◆ **Description of the task**: Pull out every line below holding the word "price".

Collection entries:
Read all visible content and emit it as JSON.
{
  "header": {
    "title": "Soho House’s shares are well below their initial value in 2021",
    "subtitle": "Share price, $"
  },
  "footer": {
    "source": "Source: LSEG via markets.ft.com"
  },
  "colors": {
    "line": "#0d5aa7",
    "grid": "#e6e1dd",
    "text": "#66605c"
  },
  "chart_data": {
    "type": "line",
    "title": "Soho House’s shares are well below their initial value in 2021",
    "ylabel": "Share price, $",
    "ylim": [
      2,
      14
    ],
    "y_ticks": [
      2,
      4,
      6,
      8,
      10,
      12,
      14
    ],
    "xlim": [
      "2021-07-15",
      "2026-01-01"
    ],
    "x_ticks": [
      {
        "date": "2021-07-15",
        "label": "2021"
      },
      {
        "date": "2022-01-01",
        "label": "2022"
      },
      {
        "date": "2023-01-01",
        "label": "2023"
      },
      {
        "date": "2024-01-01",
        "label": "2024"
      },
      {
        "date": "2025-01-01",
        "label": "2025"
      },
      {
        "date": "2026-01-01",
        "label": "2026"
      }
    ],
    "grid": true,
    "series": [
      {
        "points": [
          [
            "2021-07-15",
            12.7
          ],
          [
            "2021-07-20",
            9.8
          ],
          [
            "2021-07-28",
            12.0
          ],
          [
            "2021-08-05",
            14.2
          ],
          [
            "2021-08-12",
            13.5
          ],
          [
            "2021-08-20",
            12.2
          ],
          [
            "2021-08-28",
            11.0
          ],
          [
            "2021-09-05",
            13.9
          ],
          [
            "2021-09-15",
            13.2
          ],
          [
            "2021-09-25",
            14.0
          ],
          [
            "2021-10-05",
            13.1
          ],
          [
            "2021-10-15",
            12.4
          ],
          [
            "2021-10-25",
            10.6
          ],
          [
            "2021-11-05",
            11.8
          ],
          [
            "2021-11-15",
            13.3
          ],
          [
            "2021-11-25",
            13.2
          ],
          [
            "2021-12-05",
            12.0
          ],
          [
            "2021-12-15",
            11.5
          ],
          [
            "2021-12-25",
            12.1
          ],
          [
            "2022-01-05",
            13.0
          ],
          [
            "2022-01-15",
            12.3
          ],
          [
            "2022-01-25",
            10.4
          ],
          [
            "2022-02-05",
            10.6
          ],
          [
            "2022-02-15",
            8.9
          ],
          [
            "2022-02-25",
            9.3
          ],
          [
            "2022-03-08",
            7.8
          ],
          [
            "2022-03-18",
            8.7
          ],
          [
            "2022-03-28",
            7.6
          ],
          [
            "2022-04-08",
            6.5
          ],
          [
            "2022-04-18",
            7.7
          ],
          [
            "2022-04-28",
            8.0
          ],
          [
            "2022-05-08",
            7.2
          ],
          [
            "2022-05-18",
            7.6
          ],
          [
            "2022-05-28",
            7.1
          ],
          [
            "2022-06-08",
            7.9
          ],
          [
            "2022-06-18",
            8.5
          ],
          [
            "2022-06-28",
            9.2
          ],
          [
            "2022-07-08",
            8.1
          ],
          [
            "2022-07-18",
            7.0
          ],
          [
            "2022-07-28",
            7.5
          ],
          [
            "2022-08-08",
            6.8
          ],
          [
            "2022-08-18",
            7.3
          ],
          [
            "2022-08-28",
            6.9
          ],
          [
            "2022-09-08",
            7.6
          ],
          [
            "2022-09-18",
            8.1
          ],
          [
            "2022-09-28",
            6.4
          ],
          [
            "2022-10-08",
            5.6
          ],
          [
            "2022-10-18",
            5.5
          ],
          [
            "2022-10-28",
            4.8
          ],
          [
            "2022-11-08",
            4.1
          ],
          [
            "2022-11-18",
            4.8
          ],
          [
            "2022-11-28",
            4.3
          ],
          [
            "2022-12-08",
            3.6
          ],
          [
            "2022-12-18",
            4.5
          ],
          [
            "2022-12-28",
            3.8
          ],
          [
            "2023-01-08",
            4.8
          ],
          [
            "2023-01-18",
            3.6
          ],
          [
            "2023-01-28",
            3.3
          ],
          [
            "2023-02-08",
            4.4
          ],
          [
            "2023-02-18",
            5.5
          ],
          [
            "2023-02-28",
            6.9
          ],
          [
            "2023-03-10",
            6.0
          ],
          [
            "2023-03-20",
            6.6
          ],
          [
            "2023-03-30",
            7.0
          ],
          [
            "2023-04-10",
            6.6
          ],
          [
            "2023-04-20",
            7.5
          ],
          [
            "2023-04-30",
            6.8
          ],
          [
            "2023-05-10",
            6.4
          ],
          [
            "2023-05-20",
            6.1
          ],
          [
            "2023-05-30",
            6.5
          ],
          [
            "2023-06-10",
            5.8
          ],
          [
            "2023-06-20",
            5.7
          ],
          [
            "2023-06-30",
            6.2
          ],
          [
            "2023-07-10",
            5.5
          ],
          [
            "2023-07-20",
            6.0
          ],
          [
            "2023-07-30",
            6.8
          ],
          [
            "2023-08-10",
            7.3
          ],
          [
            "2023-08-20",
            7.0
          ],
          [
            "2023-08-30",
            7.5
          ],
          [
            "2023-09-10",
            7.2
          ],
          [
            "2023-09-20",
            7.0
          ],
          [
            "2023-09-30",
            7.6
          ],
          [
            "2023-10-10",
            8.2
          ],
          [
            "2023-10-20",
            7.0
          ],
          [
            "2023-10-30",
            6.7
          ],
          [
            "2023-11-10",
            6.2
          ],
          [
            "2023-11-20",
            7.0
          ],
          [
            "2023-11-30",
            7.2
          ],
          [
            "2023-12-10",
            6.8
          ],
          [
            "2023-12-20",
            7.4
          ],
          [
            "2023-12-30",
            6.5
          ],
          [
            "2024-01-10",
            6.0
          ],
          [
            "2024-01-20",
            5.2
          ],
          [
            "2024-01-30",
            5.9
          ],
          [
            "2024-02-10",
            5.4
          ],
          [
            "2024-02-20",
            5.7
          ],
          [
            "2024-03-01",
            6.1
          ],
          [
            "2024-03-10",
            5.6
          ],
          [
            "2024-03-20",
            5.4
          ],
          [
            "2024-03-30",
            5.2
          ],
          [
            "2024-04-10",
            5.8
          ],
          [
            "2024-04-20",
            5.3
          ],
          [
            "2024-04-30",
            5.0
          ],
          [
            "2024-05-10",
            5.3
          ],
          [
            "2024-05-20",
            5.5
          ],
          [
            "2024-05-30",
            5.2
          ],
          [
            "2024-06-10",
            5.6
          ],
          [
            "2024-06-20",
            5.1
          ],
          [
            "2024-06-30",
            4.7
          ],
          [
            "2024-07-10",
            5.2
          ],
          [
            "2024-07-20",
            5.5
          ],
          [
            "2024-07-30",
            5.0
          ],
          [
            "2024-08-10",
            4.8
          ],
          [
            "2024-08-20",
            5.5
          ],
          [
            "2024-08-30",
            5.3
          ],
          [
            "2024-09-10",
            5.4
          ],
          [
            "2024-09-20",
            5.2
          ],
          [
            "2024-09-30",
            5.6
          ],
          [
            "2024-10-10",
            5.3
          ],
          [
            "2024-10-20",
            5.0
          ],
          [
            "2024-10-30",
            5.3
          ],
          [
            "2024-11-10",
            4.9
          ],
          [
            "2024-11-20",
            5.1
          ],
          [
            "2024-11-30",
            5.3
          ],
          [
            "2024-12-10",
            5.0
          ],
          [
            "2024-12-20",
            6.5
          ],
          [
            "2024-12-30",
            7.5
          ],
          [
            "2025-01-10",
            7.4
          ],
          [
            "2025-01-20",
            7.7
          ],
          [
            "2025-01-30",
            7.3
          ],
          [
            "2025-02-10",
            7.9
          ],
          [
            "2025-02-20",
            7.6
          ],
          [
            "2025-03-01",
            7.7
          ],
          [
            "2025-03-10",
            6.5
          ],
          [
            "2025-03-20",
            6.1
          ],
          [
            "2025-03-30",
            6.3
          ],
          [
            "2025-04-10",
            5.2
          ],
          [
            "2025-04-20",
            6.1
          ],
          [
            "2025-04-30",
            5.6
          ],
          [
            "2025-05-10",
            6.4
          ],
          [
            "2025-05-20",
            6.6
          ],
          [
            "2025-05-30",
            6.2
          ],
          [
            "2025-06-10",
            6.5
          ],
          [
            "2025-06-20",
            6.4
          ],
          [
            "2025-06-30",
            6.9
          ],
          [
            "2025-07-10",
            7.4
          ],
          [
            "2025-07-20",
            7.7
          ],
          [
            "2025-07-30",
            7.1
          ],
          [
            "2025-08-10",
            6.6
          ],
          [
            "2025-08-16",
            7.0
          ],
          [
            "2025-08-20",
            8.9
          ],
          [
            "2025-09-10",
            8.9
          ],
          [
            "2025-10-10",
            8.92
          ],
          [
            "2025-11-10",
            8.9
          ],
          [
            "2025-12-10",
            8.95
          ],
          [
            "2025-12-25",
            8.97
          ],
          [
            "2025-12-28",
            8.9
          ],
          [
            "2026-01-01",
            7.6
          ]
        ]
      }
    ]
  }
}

◆ **Exercise answer**:
    "subtitle": "Share price, $"
    "ylabel": "Share price, $",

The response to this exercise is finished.